== To be done ==
Without omitting anything, retype the data that follows.

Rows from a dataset
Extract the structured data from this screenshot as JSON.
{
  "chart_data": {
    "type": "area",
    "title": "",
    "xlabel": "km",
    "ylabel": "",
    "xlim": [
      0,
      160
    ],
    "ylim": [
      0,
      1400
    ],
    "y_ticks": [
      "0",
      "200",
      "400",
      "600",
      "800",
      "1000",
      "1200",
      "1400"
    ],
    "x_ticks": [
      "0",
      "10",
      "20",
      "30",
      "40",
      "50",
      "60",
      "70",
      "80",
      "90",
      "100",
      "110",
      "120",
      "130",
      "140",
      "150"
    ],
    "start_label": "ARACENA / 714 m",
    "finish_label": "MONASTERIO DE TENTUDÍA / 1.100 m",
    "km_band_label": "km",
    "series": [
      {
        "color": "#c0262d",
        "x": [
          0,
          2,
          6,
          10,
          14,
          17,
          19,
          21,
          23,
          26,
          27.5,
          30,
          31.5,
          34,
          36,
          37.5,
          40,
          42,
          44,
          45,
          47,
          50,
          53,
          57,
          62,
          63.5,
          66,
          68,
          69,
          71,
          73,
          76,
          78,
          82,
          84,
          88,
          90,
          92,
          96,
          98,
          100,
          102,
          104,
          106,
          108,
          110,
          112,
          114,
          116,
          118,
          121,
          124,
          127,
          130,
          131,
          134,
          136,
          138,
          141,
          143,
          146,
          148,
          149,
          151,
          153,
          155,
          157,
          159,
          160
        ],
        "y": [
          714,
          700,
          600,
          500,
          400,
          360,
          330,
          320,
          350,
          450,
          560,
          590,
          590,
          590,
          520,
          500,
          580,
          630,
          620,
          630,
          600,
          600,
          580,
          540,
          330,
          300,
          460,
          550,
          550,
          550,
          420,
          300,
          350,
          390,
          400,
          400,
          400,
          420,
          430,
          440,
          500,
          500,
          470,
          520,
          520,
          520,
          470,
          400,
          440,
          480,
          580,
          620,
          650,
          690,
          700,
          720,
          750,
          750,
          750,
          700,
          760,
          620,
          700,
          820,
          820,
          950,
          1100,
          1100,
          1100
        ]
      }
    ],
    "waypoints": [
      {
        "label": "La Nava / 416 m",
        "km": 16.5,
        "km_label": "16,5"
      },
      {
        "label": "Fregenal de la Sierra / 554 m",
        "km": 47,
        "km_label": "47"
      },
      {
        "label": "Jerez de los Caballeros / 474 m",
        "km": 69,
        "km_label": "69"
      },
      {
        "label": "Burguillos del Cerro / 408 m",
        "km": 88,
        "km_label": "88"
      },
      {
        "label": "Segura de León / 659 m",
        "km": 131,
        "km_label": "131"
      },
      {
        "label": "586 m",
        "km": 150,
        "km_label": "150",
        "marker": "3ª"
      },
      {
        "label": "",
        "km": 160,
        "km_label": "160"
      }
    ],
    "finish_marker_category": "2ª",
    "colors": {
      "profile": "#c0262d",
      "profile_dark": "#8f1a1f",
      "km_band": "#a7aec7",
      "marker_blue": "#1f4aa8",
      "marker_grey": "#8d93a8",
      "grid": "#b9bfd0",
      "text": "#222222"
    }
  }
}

== Expected answer ==
Extract the structured data from this screenshot as JSON.
{
  "chart_data": {
    "type": "area",
    "title": "",
    "xlabel": "km",
    "ylabel": "",
    "xlim": [
      0,
      160
    ],
    "ylim": [
      0,
      1400
    ],
    "y_ticks": [
      "0",
      "200",
      "400",
      "600",
      "800",
      "1000",
      "1200",
      "1400"
    ],
    "x_ticks": [
      "0",
      "10",
      "20",
      "30",
      "40",
      "50",
      "60",
      "70",
      "80",
      "90",
      "100",
      "110",
      "120",
      "130",
      "140",
      "150"
    ],
    "start_label": "ARACENA / 714 m",
    "finish_label": "MONASTERIO DE TENTUDÍA / 1.100 m",
    "km_band_label": "km",
    "series": [
      {
        "color": "#c0262d",
        "x": [
          0,
          2,
          6,
          10,
          14,
          17,
          19,
          21,
          23,
          26,
          27.5,
          30,
          31.5,
          34,
          36,
          37.5,
          40,
          42,
          44,
          45,
          47,
          50,
          53,
          57,
          62,
          63.5,
          66,
          68,
          69,
          71,
          73,
          76,
          78,
          82,
          84,
          88,
          90,
          92,
          96,
          98,
          100,
          102,
          104,
          106,
          108,
          110,
          112,
          114,
          116,
          118,
          121,
          124,
          127,
          130,
          131,
          134,
          136,
          138,
          141,
          143,
          146,
          148,
          149,
          151,
          153,
          155,
          157,
          159,
          160
        ],
        "y": [
          714,
          700,
          600,
          500,
          400,
          360,
          330,
          320,
          350,
          450,
          560,
          590,
          590,
          590,
          520,
          500,
          580,
          630,
          620,
          630,
          600,
          600,
          580,
          540,
          330,
          300,
          460,
          550,
          550,
          550,
          420,
          300,
          350,
          390,
          400,
          400,
          400,
          420,
          430,
          440,
          500,
          500,
          470,
          520,
          520,
          520,
          470,
          400,
          440,
          480,
          580,
          620,
          650,
          690,
          700,
          720,
          750,
          750,
          750,
          700,
          760,
          620,
          700,
          820,
          820,
          950,
          1100,
          1100,
          1100
        ]
      }
    ],
    "waypoints": [
      {
        "label": "La Nava / 416 m",
        "km": 16.5,
        "km_label": "16,5"
      },
      {
        "label": "Fregenal de la Sierra / 554 m",
        "km": 47,
        "km_label": "47"
      },
      {
        "label": "Jerez de los Caballeros / 474 m",
        "km": 69,
        "km_label": "69"
      },
      {
        "label": "Burguillos del Cerro / 408 m",
        "km": 88,
        "km_label": "88"
      },
      {
        "label": "Segura de León / 659 m",
        "km": 131,
        "km_label": "131"
      },
      {
        "label": "586 m",
        "km": 150,
        "km_label": "150",
        "marker": "3ª"
      },
      {
        "label": "",
        "km": 160,
        "km_label": "160"
      }
    ],
    "finish_marker_category": "2ª",
    "colors": {
      "profile": "#c0262d",
      "profile_dark": "#8f1a1f",
      "km_band": "#a7aec7",
      "marker_blue": "#1f4aa8",
      "marker_grey": "#8d93a8",
      "grid": "#b9bfd0",
      "text": "#222222"
    }
  }
}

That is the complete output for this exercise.